Work to be completed:
Show all lines holding "Save".

———

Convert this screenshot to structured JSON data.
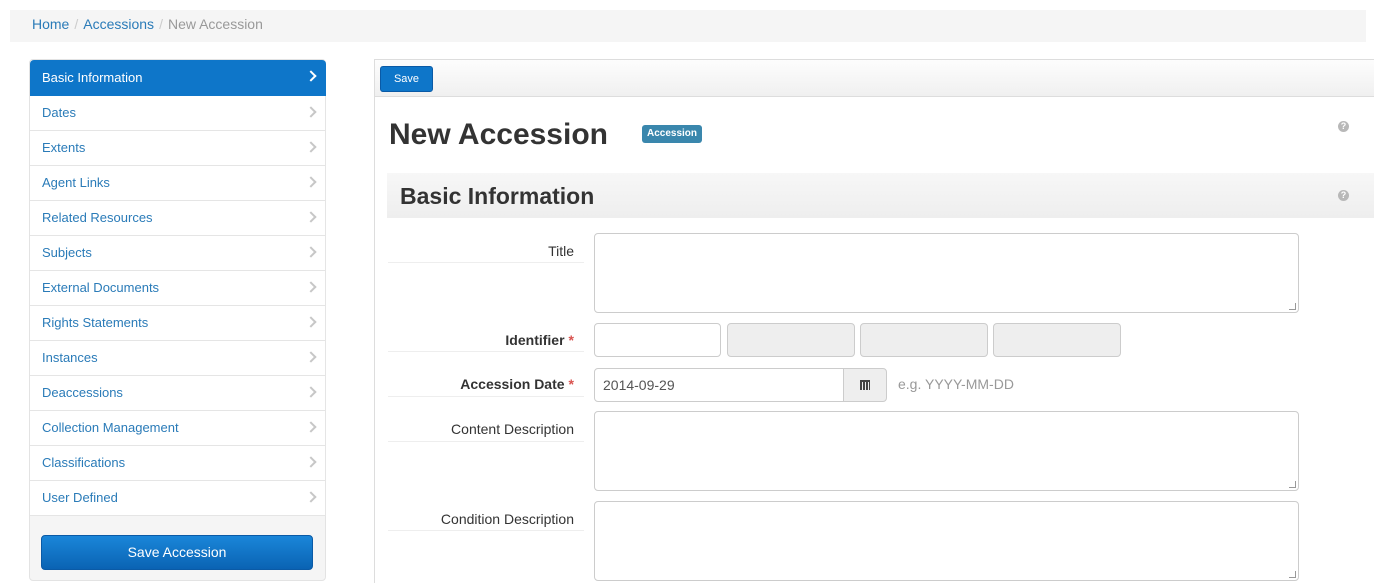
{
  "breadcrumb": {
    "home": "Home",
    "accessions": "Accessions",
    "current": "New Accession"
  },
  "sidebar": {
    "items": [
      {
        "label": "Basic Information"
      },
      {
        "label": "Dates"
      },
      {
        "label": "Extents"
      },
      {
        "label": "Agent Links"
      },
      {
        "label": "Related Resources"
      },
      {
        "label": "Subjects"
      },
      {
        "label": "External Documents"
      },
      {
        "label": "Rights Statements"
      },
      {
        "label": "Instances"
      },
      {
        "label": "Deaccessions"
      },
      {
        "label": "Collection Management"
      },
      {
        "label": "Classifications"
      },
      {
        "label": "User Defined"
      }
    ],
    "save_label": "Save Accession"
  },
  "toolbar": {
    "save_label": "Save"
  },
  "page": {
    "title": "New Accession",
    "badge": "Accession"
  },
  "section": {
    "title": "Basic Information"
  },
  "form": {
    "title_label": "Title",
    "identifier_label": "Identifier",
    "accession_date_label": "Accession Date",
    "accession_date_value": "2014-09-29",
    "date_hint": "e.g. YYYY-MM-DD",
    "content_description_label": "Content Description",
    "condition_description_label": "Condition Description",
    "required_mark": "*"
  },
  "colors": {
    "primary": "#0e76c9",
    "badge": "#3a87ad",
    "required": "#d9534f"
  }
}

———

Solution for this exercise:
    "save_label": "Save Accession"
    "save_label": "Save"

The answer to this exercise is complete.